• _Extrait à lire_:

Nous y trouvons un groupe de personnages prisonniers d'un espace désaffecté et exposés aux pièges d'un tueur mystérieux dont les motivations leur (et nous) sont inconnues. Autres éléments communs aux deux films : les composantes ludiques de la machination ourdie par l'assassin (le déplacement des victimes est guidé par des charades), la présence envahissante d'écrans de surveillance, et le motif de la tête de cochon (masque utilisé par Jigsaw et ses acolytes).


L'action se déroule dans un immeuble où un réveillon de Nouvel An est organisé par une chaîne de télévision. Sept invités sont conviés par de mystérieux SMS à rejoindre le vingt-septième étage, où une soirée privée leur est réservée. Le groupe est composé d'un chanteur de rock, d'une chargée de programme, de la présentatrice d'une émission culinaire, d'un couple en conflit, d'un macho et d'une jolie blonde. Sur place, ils découvrent des cartons d'invitation leur attribuant des qualificatifs lapidaires (le macho est traité de « cochon », la chargée de programme de « double face », etc.), ainsi que des charades les orientant vers la sortie de l'étage où ils sont désormais enfermés. Pris en chasse par un tueur masqué de noir, ils trouvent la mort dans des conditions conformes aux défauts qui leur sont reprochés : le « cochon » est saigné à blanc et affublé d'un groin de porc, « double face » a le visage divisé en deux par une hache, une femme accusée d'insensibilité a le torse ouvert à la scie circulaire et le cœur arraché. L'organisatrice de ce piège s'avère être la présentatrice, désireuse de se venger des personnes l'ayant méprisée dans son enfance. Elle tue le dernier survivant après lui avoir révélé son identité, et élimine son complice, le tueur masqué, qui n'était autre que l'un de ses fans.


Steel Trap présente tous les ingrédients du slasher classique : crimes perpétrés durant un jour festif (Halloween, le 1er avril, la veille de Noël ou la Saint Valentin), vengeance d'un personnage brimé, caractérisation clichéique des victimes, élimination progressive de celles-ci, coup de théâtre final. Comme il se doit, l'assassin est l'un des membres du groupe menacé ; les meurtres sanctionnent des individus aux comportements répréhensibles, et les griefs du tueur sont ridiculement disproportionnés à sa fureur vengeresse.

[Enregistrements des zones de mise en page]
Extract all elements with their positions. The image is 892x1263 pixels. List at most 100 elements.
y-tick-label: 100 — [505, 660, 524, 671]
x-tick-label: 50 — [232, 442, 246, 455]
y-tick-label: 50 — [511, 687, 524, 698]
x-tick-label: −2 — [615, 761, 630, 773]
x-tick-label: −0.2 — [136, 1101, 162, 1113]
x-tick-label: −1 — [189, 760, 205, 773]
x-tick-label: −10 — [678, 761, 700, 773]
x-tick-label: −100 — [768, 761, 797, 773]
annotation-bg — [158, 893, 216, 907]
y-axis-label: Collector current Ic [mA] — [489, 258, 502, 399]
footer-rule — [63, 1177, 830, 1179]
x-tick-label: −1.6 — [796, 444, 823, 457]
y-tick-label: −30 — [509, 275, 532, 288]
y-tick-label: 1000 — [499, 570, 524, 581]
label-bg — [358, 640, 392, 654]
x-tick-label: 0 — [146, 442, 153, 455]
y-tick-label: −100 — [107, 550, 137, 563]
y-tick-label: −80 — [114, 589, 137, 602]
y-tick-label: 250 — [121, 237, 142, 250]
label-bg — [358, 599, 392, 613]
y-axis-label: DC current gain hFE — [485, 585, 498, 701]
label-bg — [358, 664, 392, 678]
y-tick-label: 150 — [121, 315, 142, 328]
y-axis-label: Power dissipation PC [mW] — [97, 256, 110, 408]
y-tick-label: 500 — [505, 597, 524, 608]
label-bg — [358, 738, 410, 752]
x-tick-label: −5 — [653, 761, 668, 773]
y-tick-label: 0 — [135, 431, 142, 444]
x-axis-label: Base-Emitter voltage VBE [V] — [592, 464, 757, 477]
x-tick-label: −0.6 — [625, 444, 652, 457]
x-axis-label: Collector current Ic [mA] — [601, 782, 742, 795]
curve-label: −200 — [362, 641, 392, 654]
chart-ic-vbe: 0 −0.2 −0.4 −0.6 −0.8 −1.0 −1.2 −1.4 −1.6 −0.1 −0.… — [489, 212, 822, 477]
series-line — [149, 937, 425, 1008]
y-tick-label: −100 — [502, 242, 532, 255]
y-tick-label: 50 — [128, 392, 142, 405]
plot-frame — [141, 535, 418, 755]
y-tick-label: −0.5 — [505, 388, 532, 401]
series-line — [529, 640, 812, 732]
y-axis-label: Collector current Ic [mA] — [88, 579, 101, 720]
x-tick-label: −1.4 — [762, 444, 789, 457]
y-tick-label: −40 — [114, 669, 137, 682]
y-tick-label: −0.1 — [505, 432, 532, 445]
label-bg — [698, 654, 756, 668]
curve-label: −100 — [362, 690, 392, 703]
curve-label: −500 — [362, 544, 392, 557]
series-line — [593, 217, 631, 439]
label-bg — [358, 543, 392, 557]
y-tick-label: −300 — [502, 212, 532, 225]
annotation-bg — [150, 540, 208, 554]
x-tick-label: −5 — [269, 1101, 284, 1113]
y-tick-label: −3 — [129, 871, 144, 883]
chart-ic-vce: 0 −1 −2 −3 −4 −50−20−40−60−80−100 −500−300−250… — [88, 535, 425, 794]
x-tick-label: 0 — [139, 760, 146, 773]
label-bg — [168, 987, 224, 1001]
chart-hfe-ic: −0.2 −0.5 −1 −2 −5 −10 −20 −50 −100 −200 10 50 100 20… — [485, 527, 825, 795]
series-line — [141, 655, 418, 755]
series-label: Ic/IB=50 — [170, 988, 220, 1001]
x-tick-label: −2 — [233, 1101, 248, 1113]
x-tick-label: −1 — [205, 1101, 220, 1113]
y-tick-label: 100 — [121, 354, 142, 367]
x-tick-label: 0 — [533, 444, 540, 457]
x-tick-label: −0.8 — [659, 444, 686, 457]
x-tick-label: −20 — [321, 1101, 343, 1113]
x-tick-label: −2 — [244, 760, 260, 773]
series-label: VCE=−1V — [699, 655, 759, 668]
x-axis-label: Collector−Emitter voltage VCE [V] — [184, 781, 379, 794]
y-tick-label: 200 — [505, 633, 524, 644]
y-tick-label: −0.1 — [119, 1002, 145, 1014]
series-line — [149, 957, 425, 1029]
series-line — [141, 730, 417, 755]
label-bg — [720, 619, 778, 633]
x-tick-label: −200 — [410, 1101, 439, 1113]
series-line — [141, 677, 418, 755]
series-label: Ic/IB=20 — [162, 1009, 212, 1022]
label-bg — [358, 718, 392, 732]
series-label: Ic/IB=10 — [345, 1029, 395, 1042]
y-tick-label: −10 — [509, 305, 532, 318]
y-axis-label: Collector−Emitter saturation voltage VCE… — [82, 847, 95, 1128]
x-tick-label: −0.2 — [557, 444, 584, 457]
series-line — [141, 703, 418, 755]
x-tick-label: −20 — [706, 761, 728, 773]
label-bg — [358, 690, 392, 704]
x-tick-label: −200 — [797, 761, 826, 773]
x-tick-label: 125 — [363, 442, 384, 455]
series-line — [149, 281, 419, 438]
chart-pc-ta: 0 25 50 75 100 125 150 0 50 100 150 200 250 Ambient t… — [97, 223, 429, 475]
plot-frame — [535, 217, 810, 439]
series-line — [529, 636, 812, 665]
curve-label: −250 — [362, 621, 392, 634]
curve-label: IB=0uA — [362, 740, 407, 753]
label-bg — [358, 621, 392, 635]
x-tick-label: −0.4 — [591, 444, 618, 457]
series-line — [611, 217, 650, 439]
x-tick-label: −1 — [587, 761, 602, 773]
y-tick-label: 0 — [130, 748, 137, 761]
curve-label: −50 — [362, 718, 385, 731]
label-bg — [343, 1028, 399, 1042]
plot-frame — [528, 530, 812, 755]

• _Consigne_:
Transcrivez sans modification, dans l'extrait consacré au film Steel Trap, le passage qui va de « Steel Trap présente » jusqu'à « sa fureur vengeresse. ».

• _Tâche accomplie_:
Steel Trap présente tous les ingrédients du slasher classique : crimes perpétrés durant un jour festif (Halloween, le 1er avril, la veille de Noël ou la Saint Valentin), vengeance d'un personnage brimé, caractérisation clichéique des victimes, élimination progressive de celles-ci, coup de théâtre final. Comme il se doit, l'assassin est l'un des membres du groupe menacé ; les meurtres sanctionnent des individus aux comportements répréhensibles, et les griefs du tueur sont ridiculement disproportionnés à sa fureur vengeresse.